== Stated goal ==
Repeat every record below exactly, but leave out any pictures.

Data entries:
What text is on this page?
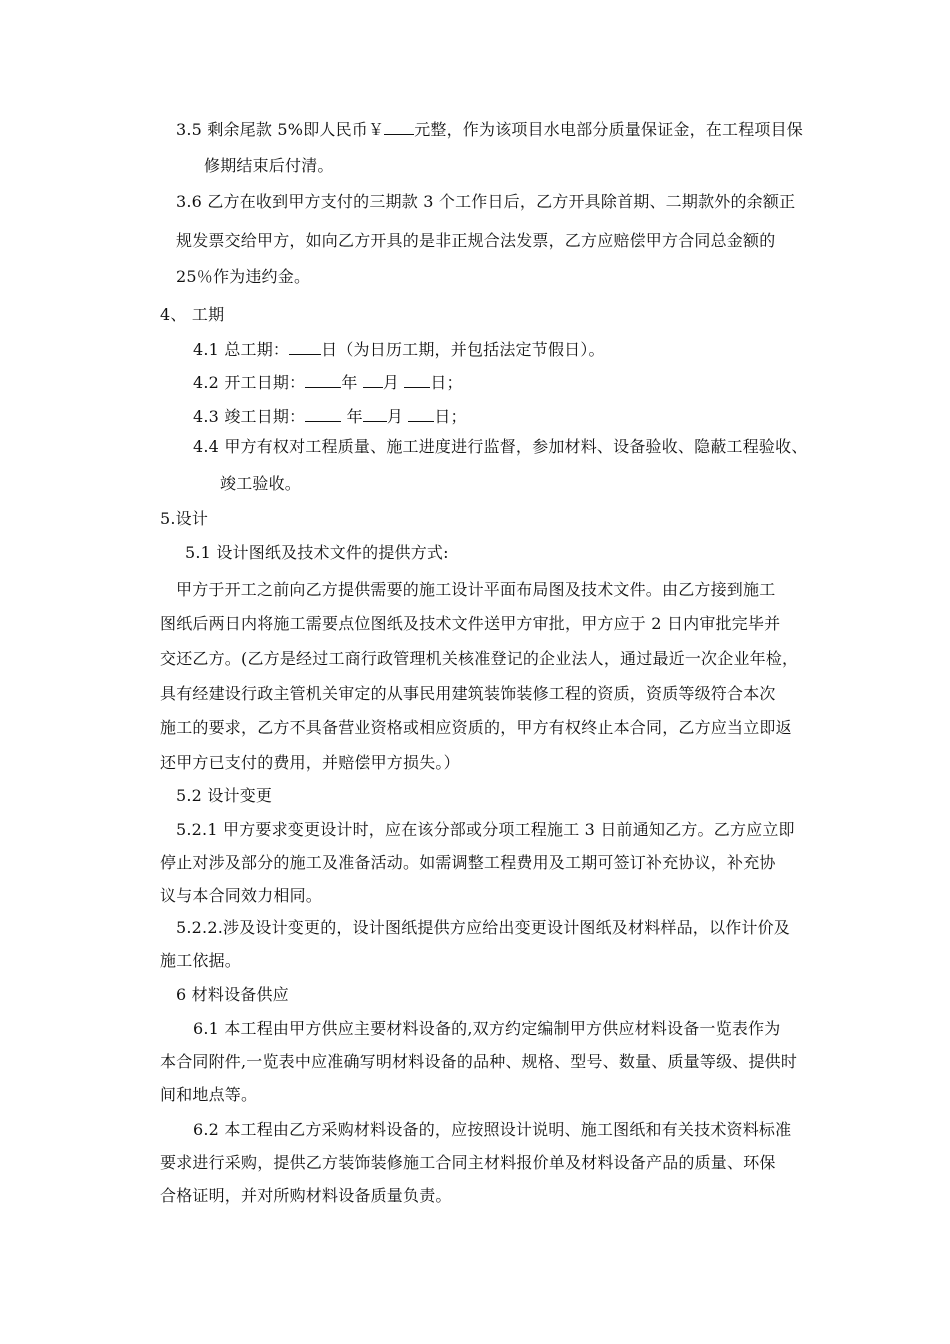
3.5 剩余尾款 5%即人民币￥ 元整，作为该项目水电部分质量保证金，在工程项目保
修期结束后付清。
3.6 乙方在收到甲方支付的三期款 3 个工作日后，乙方开具除首期、二期款外的余额正
规发票交给甲方，如向乙方开具的是非正规合法发票，乙方应赔偿甲方合同总金额的
25％作为违约金。
4、 工期
4.1 总工期： 日（为日历工期，并包括法定节假日）。
4.2 开工日期： 年 月 日；
4.3 竣工日期：	年 月 日；
4.4 甲方有权对工程质量、施工进度进行监督，参加材料、设备验收、隐蔽工程验收、
竣工验收。
5.设计
5.1 设计图纸及技术文件的提供方式:
甲方于开工之前向乙方提供需要的施工设计平面布局图及技术文件。由乙方接到施工
图纸后两日内将施工需要点位图纸及技术文件送甲方审批，甲方应于 2 日内审批完毕并
交还乙方。(乙方是经过工商行政管理机关核准登记的企业法人，通过最近一次企业年检，
具有经建设行政主管机关审定的从事民用建筑装饰装修工程的资质，资质等级符合本次
施工的要求，乙方不具备营业资格或相应资质的，甲方有权终止本合同，乙方应当立即返
还甲方已支付的费用，并赔偿甲方损失。）
5.2 设计变更
5.2.1 甲方要求变更设计时，应在该分部或分项工程施工 3 日前通知乙方。乙方应立即
停止对涉及部分的施工及准备活动。如需调整工程费用及工期可签订补充协议，补充协
议与本合同效力相同。
5.2.2.涉及设计变更的，设计图纸提供方应给出变更设计图纸及材料样品，以作计价及
施工依据。
6 材料设备供应
6.1 本工程由甲方供应主要材料设备的,双方约定编制甲方供应材料设备一览表作为
本合同附件,一览表中应准确写明材料设备的品种、规格、型号、数量、质量等级、提供时
间和地点等。
6.2 本工程由乙方采购材料设备的，应按照设计说明、施工图纸和有关技术资料标准
要求进行采购，提供乙方装饰装修施工合同主材料报价单及材料设备产品的质量、环保
合格证明，并对所购材料设备质量负责。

== Exercise solution ==
What text is on this page?
3.5 剩余尾款 5%即人民币￥ 元整，作为该项目水电部分质量保证金，在工程项目保
修期结束后付清。
3.6 乙方在收到甲方支付的三期款 3 个工作日后，乙方开具除首期、二期款外的余额正
规发票交给甲方，如向乙方开具的是非正规合法发票，乙方应赔偿甲方合同总金额的
25％作为违约金。
4、 工期
4.1 总工期： 日（为日历工期，并包括法定节假日）。
4.2 开工日期： 年 月 日；
4.3 竣工日期：	年 月 日；
4.4 甲方有权对工程质量、施工进度进行监督，参加材料、设备验收、隐蔽工程验收、
竣工验收。
5.设计
5.1 设计图纸及技术文件的提供方式:
甲方于开工之前向乙方提供需要的施工设计平面布局图及技术文件。由乙方接到施工
图纸后两日内将施工需要点位图纸及技术文件送甲方审批，甲方应于 2 日内审批完毕并
交还乙方。(乙方是经过工商行政管理机关核准登记的企业法人，通过最近一次企业年检，
具有经建设行政主管机关审定的从事民用建筑装饰装修工程的资质，资质等级符合本次
施工的要求，乙方不具备营业资格或相应资质的，甲方有权终止本合同，乙方应当立即返
还甲方已支付的费用，并赔偿甲方损失。）
5.2 设计变更
5.2.1 甲方要求变更设计时，应在该分部或分项工程施工 3 日前通知乙方。乙方应立即
停止对涉及部分的施工及准备活动。如需调整工程费用及工期可签订补充协议，补充协
议与本合同效力相同。
5.2.2.涉及设计变更的，设计图纸提供方应给出变更设计图纸及材料样品，以作计价及
施工依据。
6 材料设备供应
6.1 本工程由甲方供应主要材料设备的,双方约定编制甲方供应材料设备一览表作为
本合同附件,一览表中应准确写明材料设备的品种、规格、型号、数量、质量等级、提供时
间和地点等。
6.2 本工程由乙方采购材料设备的，应按照设计说明、施工图纸和有关技术资料标准
要求进行采购，提供乙方装饰装修施工合同主材料报价单及材料设备产品的质量、环保
合格证明，并对所购材料设备质量负责。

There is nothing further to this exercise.